## Dataset excerpts
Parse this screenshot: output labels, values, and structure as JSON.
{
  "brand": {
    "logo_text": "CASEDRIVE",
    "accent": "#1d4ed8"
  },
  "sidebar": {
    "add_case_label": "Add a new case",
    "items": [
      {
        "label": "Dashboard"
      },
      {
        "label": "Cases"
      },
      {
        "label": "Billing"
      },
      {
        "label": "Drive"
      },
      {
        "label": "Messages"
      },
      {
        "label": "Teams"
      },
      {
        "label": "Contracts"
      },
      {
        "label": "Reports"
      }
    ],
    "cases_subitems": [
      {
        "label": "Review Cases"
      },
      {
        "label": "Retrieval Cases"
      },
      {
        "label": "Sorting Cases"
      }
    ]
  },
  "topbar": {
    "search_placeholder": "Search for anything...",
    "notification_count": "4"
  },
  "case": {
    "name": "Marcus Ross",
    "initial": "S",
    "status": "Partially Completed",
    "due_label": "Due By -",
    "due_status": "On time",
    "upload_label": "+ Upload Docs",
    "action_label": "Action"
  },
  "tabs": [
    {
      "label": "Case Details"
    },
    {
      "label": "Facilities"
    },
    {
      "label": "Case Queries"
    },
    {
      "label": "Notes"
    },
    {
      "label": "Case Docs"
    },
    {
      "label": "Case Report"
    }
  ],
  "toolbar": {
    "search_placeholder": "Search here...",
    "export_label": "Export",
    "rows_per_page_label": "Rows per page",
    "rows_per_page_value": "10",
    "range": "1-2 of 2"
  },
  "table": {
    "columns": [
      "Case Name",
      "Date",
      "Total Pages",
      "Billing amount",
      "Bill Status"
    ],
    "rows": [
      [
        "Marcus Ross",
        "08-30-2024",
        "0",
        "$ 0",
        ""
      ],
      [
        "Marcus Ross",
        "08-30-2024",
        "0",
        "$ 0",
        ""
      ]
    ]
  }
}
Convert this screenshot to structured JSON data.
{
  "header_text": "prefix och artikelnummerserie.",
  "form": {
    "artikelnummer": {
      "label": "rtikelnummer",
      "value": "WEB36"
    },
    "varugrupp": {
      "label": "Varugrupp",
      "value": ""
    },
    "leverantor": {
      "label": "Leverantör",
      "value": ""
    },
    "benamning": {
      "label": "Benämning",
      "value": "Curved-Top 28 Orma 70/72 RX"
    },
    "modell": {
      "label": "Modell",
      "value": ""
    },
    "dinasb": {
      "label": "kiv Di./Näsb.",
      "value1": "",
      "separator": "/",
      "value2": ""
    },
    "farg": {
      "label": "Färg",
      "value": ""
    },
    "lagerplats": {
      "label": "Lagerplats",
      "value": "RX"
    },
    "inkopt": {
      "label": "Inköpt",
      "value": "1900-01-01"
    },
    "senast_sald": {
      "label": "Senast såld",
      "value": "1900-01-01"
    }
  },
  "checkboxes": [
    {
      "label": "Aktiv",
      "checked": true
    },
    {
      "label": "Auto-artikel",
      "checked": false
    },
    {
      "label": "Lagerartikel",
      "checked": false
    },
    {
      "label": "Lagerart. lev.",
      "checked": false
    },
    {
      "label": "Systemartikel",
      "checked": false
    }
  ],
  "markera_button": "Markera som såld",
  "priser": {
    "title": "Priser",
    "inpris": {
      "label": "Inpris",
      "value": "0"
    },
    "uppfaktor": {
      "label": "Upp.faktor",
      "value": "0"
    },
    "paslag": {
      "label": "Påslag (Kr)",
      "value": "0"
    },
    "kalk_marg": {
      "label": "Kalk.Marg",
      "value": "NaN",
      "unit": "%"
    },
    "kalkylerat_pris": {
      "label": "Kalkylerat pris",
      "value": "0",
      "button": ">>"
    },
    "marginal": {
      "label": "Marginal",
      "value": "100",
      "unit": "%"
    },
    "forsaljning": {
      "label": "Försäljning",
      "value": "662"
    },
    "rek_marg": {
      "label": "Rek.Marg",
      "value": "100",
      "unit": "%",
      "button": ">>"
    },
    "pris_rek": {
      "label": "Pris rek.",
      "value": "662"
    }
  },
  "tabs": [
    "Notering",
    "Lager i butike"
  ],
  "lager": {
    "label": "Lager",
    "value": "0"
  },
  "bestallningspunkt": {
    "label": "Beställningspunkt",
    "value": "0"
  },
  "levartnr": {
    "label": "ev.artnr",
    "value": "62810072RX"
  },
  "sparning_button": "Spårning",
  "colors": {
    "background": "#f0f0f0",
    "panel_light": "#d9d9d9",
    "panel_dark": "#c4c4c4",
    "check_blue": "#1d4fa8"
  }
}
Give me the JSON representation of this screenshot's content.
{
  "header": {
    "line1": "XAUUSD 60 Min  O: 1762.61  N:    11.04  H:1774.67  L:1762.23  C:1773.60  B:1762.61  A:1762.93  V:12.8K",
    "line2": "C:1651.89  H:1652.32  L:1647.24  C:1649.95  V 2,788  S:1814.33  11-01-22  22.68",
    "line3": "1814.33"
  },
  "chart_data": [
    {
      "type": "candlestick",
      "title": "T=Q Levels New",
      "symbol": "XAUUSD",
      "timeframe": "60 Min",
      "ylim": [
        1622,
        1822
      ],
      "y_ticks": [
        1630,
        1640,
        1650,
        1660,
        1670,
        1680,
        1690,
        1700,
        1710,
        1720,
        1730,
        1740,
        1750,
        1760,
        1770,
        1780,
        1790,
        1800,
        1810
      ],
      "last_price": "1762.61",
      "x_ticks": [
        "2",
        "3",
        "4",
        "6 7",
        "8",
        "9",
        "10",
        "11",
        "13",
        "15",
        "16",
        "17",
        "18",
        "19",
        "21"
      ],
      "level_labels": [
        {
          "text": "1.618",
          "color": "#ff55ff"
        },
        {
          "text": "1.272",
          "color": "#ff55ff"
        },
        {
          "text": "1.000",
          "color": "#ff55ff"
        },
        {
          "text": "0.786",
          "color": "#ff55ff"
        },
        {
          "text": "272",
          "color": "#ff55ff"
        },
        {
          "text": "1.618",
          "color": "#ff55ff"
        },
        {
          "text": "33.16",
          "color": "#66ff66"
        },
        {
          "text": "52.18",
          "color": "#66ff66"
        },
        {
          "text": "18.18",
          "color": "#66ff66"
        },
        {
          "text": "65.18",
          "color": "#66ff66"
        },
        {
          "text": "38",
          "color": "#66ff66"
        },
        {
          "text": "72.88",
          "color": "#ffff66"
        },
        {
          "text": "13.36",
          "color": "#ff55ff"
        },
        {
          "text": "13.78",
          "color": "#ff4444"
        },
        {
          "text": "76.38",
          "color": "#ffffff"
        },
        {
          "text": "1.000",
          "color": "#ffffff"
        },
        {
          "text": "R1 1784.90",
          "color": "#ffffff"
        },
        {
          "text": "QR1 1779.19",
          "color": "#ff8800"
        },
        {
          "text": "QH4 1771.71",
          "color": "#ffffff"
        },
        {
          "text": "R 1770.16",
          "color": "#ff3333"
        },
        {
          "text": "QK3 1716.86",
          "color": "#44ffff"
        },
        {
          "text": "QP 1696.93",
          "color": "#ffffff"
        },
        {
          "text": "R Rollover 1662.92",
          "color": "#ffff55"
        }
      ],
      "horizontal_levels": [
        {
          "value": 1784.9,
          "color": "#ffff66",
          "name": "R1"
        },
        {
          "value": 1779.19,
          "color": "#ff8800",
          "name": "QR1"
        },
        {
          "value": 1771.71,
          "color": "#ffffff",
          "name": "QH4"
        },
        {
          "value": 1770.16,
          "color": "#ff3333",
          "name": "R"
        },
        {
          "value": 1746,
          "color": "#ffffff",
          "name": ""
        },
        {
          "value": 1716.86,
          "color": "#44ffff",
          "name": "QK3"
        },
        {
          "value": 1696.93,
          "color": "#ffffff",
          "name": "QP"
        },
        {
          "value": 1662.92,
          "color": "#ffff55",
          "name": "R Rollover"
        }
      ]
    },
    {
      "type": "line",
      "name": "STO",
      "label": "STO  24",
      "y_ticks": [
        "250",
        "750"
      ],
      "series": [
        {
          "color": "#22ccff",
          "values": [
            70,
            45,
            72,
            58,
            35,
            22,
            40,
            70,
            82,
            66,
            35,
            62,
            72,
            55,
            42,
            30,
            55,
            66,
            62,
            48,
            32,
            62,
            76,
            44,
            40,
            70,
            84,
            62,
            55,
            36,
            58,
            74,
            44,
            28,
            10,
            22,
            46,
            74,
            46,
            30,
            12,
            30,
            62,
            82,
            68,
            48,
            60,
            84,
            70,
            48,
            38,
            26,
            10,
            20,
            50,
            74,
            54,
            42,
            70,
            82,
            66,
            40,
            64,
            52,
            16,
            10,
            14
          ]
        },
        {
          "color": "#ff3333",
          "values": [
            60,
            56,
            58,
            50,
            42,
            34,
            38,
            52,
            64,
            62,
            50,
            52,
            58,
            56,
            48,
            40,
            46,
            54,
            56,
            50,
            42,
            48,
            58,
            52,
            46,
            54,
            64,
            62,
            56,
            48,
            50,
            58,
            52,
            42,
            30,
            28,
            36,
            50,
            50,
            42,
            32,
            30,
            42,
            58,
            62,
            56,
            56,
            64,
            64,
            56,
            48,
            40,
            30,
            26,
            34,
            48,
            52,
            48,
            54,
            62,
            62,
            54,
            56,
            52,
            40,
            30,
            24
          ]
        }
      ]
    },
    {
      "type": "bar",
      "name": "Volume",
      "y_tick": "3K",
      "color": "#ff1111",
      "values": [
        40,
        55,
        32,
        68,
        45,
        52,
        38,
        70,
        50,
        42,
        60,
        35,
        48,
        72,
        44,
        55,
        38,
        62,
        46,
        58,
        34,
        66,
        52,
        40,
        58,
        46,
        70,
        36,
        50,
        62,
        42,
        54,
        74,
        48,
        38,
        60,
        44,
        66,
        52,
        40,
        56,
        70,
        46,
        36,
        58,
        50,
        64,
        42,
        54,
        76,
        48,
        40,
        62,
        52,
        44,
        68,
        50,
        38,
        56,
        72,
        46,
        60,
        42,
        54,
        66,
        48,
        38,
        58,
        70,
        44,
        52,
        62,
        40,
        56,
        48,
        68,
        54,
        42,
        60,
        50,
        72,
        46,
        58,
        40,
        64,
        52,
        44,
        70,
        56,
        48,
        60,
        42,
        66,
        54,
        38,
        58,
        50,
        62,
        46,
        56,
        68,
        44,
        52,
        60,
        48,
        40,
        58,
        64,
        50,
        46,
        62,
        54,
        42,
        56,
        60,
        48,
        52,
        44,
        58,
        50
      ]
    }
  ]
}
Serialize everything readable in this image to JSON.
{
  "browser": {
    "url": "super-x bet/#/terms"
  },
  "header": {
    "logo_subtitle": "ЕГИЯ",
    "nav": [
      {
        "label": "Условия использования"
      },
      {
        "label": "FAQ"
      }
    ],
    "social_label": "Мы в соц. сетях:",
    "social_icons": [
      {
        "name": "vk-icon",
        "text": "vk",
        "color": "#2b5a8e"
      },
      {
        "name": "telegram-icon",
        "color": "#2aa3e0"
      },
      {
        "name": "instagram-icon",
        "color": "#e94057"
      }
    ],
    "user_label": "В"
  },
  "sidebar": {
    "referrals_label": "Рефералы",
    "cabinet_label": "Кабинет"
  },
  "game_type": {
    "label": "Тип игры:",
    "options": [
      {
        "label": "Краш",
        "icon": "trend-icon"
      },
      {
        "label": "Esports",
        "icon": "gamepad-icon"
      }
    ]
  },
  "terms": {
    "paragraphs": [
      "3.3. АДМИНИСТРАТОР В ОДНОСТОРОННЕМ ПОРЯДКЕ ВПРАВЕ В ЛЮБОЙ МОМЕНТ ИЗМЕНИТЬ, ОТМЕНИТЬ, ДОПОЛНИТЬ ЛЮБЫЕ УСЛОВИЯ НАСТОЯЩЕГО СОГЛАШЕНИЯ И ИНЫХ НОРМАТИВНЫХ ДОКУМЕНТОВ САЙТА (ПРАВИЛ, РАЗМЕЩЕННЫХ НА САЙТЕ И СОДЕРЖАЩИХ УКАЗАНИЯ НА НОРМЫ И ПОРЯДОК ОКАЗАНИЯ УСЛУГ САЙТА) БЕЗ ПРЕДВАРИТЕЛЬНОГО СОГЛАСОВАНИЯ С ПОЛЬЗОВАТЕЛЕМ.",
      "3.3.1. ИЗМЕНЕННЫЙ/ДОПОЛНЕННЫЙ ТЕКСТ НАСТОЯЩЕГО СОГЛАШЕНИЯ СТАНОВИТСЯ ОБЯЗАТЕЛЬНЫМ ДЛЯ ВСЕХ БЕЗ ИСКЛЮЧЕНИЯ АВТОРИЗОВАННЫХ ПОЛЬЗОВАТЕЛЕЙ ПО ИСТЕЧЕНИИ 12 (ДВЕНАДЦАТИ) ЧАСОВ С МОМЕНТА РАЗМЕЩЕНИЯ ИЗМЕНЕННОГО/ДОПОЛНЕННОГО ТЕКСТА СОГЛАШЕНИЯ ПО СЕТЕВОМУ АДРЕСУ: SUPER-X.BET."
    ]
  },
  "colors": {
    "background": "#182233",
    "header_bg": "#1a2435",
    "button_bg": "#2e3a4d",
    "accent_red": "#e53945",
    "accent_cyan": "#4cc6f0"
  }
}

## The task
Show every line where the string "JSON" appears.

## Final result
Parse this screenshot: output labels, values, and structure as JSON.
Convert this screenshot to structured JSON data.
Give me the JSON representation of this screenshot's content.
Serialize everything readable in this image to JSON.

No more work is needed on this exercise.